What is required :: Output the material below in full, exactly as it is.

[Stored records]
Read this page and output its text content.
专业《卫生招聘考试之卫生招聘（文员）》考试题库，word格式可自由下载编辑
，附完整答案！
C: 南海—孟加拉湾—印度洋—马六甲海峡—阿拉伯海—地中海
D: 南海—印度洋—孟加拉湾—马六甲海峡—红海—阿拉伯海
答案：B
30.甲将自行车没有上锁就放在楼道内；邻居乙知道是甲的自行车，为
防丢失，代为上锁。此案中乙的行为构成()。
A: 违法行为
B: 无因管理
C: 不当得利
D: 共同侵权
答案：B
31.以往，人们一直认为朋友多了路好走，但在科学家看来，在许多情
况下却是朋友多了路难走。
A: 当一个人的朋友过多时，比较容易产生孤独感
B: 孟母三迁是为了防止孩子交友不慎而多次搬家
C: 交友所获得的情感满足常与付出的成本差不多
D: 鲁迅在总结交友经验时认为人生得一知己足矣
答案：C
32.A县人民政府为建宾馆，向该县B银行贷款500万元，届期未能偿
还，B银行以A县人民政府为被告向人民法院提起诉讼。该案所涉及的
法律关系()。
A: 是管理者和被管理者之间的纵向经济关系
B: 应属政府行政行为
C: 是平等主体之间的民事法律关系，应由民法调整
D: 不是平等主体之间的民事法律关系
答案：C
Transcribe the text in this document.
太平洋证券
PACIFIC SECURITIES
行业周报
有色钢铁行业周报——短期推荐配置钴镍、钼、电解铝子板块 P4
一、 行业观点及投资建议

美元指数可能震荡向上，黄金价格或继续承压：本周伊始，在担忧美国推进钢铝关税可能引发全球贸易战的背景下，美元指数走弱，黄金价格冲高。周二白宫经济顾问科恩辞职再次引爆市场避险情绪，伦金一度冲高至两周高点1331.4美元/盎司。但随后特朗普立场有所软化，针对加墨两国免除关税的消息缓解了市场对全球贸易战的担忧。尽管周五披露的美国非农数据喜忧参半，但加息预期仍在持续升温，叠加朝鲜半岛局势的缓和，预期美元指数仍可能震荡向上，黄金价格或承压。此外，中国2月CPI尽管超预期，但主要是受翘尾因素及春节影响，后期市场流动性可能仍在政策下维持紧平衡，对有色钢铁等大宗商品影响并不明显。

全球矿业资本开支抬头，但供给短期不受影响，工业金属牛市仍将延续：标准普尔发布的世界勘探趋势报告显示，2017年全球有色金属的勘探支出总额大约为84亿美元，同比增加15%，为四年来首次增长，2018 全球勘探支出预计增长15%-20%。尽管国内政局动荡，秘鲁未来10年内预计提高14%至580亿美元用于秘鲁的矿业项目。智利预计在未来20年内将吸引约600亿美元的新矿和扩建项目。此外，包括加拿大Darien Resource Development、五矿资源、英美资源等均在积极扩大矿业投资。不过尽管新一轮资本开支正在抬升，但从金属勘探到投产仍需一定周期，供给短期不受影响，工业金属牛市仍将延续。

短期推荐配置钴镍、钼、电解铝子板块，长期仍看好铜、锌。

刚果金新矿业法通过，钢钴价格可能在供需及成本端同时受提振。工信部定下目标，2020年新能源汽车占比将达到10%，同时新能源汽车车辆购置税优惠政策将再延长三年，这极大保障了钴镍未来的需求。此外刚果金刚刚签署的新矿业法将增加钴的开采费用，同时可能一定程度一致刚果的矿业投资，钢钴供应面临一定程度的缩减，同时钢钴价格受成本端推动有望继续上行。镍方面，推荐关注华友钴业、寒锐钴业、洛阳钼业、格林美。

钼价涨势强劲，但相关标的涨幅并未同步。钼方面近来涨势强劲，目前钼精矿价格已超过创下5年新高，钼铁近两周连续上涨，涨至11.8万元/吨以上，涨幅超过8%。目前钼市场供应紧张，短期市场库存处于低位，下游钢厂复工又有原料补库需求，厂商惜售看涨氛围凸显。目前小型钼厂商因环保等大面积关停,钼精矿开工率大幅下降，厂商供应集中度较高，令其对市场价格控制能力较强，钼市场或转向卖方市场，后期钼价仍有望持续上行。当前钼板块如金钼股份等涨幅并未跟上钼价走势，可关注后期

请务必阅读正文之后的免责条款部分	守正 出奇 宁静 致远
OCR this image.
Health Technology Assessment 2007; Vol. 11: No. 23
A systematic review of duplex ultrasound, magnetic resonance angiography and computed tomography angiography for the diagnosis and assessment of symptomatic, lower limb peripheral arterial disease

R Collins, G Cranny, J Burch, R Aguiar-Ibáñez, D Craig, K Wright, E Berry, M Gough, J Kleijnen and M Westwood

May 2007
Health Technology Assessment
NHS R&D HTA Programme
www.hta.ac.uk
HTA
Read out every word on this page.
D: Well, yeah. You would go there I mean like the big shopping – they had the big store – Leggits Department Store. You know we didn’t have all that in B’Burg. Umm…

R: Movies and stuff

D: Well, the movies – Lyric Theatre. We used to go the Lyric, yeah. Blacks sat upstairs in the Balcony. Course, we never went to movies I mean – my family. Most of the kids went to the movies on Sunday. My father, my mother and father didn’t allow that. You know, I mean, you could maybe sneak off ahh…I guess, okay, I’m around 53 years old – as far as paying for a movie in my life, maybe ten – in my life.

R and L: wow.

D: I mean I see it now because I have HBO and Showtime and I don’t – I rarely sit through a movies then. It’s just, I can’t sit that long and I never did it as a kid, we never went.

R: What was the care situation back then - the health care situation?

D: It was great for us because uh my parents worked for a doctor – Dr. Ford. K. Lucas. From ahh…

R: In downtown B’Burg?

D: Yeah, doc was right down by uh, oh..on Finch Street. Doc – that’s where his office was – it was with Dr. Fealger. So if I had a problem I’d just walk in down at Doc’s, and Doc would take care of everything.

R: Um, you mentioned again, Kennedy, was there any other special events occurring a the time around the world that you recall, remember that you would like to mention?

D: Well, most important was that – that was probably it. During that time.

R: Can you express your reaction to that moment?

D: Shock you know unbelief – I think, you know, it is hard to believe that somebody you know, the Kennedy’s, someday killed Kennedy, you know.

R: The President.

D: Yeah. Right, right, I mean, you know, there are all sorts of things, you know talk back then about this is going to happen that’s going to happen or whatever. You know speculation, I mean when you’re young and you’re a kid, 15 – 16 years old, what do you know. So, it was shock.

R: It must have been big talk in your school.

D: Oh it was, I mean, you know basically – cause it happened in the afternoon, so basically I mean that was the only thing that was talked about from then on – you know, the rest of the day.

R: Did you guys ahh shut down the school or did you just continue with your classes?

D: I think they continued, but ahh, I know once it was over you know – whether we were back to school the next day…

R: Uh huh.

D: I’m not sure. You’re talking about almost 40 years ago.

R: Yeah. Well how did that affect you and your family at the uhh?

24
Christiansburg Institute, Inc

Task output ::
Read this page and output its text content.
专业《卫生招聘考试之卫生招聘（文员）》考试题库，word格式可自由下载编辑
，附完整答案！
C: 南海—孟加拉湾—印度洋—马六甲海峡—阿拉伯海—地中海
D: 南海—印度洋—孟加拉湾—马六甲海峡—红海—阿拉伯海
答案：B
30.甲将自行车没有上锁就放在楼道内；邻居乙知道是甲的自行车，为
防丢失，代为上锁。此案中乙的行为构成()。
A: 违法行为
B: 无因管理
C: 不当得利
D: 共同侵权
答案：B
31.以往，人们一直认为朋友多了路好走，但在科学家看来，在许多情
况下却是朋友多了路难走。
A: 当一个人的朋友过多时，比较容易产生孤独感
B: 孟母三迁是为了防止孩子交友不慎而多次搬家
C: 交友所获得的情感满足常与付出的成本差不多
D: 鲁迅在总结交友经验时认为人生得一知己足矣
答案：C
32.A县人民政府为建宾馆，向该县B银行贷款500万元，届期未能偿
还，B银行以A县人民政府为被告向人民法院提起诉讼。该案所涉及的
法律关系()。
A: 是管理者和被管理者之间的纵向经济关系
B: 应属政府行政行为
C: 是平等主体之间的民事法律关系，应由民法调整
D: 不是平等主体之间的民事法律关系
答案：C
Transcribe the text in this document.
太平洋证券
PACIFIC SECURITIES
行业周报
有色钢铁行业周报——短期推荐配置钴镍、钼、电解铝子板块 P4
一、 行业观点及投资建议

美元指数可能震荡向上，黄金价格或继续承压：本周伊始，在担忧美国推进钢铝关税可能引发全球贸易战的背景下，美元指数走弱，黄金价格冲高。周二白宫经济顾问科恩辞职再次引爆市场避险情绪，伦金一度冲高至两周高点1331.4美元/盎司。但随后特朗普立场有所软化，针对加墨两国免除关税的消息缓解了市场对全球贸易战的担忧。尽管周五披露的美国非农数据喜忧参半，但加息预期仍在持续升温，叠加朝鲜半岛局势的缓和，预期美元指数仍可能震荡向上，黄金价格或承压。此外，中国2月CPI尽管超预期，但主要是受翘尾因素及春节影响，后期市场流动性可能仍在政策下维持紧平衡，对有色钢铁等大宗商品影响并不明显。

全球矿业资本开支抬头，但供给短期不受影响，工业金属牛市仍将延续：标准普尔发布的世界勘探趋势报告显示，2017年全球有色金属的勘探支出总额大约为84亿美元，同比增加15%，为四年来首次增长，2018 全球勘探支出预计增长15%-20%。尽管国内政局动荡，秘鲁未来10年内预计提高14%至580亿美元用于秘鲁的矿业项目。智利预计在未来20年内将吸引约600亿美元的新矿和扩建项目。此外，包括加拿大Darien Resource Development、五矿资源、英美资源等均在积极扩大矿业投资。不过尽管新一轮资本开支正在抬升，但从金属勘探到投产仍需一定周期，供给短期不受影响，工业金属牛市仍将延续。

短期推荐配置钴镍、钼、电解铝子板块，长期仍看好铜、锌。

刚果金新矿业法通过，钢钴价格可能在供需及成本端同时受提振。工信部定下目标，2020年新能源汽车占比将达到10%，同时新能源汽车车辆购置税优惠政策将再延长三年，这极大保障了钴镍未来的需求。此外刚果金刚刚签署的新矿业法将增加钴的开采费用，同时可能一定程度一致刚果的矿业投资，钢钴供应面临一定程度的缩减，同时钢钴价格受成本端推动有望继续上行。镍方面，推荐关注华友钴业、寒锐钴业、洛阳钼业、格林美。

钼价涨势强劲，但相关标的涨幅并未同步。钼方面近来涨势强劲，目前钼精矿价格已超过创下5年新高，钼铁近两周连续上涨，涨至11.8万元/吨以上，涨幅超过8%。目前钼市场供应紧张，短期市场库存处于低位，下游钢厂复工又有原料补库需求，厂商惜售看涨氛围凸显。目前小型钼厂商因环保等大面积关停,钼精矿开工率大幅下降，厂商供应集中度较高，令其对市场价格控制能力较强，钼市场或转向卖方市场，后期钼价仍有望持续上行。当前钼板块如金钼股份等涨幅并未跟上钼价走势，可关注后期

请务必阅读正文之后的免责条款部分	守正 出奇 宁静 致远
OCR this image.
Health Technology Assessment 2007; Vol. 11: No. 23
A systematic review of duplex ultrasound, magnetic resonance angiography and computed tomography angiography for the diagnosis and assessment of symptomatic, lower limb peripheral arterial disease

R Collins, G Cranny, J Burch, R Aguiar-Ibáñez, D Craig, K Wright, E Berry, M Gough, J Kleijnen and M Westwood

May 2007
Health Technology Assessment
NHS R&D HTA Programme
www.hta.ac.uk
HTA
Read out every word on this page.
D: Well, yeah. You would go there I mean like the big shopping – they had the big store – Leggits Department Store. You know we didn’t have all that in B’Burg. Umm…

R: Movies and stuff

D: Well, the movies – Lyric Theatre. We used to go the Lyric, yeah. Blacks sat upstairs in the Balcony. Course, we never went to movies I mean – my family. Most of the kids went to the movies on Sunday. My father, my mother and father didn’t allow that. You know, I mean, you could maybe sneak off ahh…I guess, okay, I’m around 53 years old – as far as paying for a movie in my life, maybe ten – in my life.

R and L: wow.

D: I mean I see it now because I have HBO and Showtime and I don’t – I rarely sit through a movies then. It’s just, I can’t sit that long and I never did it as a kid, we never went.

R: What was the care situation back then - the health care situation?

D: It was great for us because uh my parents worked for a doctor – Dr. Ford. K. Lucas. From ahh…

R: In downtown B’Burg?

D: Yeah, doc was right down by uh, oh..on Finch Street. Doc – that’s where his office was – it was with Dr. Fealger. So if I had a problem I’d just walk in down at Doc’s, and Doc would take care of everything.

R: Um, you mentioned again, Kennedy, was there any other special events occurring a the time around the world that you recall, remember that you would like to mention?

D: Well, most important was that – that was probably it. During that time.

R: Can you express your reaction to that moment?

D: Shock you know unbelief – I think, you know, it is hard to believe that somebody you know, the Kennedy’s, someday killed Kennedy, you know.

R: The President.

D: Yeah. Right, right, I mean, you know, there are all sorts of things, you know talk back then about this is going to happen that’s going to happen or whatever. You know speculation, I mean when you’re young and you’re a kid, 15 – 16 years old, what do you know. So, it was shock.

R: It must have been big talk in your school.

D: Oh it was, I mean, you know basically – cause it happened in the afternoon, so basically I mean that was the only thing that was talked about from then on – you know, the rest of the day.

R: Did you guys ahh shut down the school or did you just continue with your classes?

D: I think they continued, but ahh, I know once it was over you know – whether we were back to school the next day…

R: Uh huh.

D: I’m not sure. You’re talking about almost 40 years ago.

R: Yeah. Well how did that affect you and your family at the uhh?

24
Christiansburg Institute, Inc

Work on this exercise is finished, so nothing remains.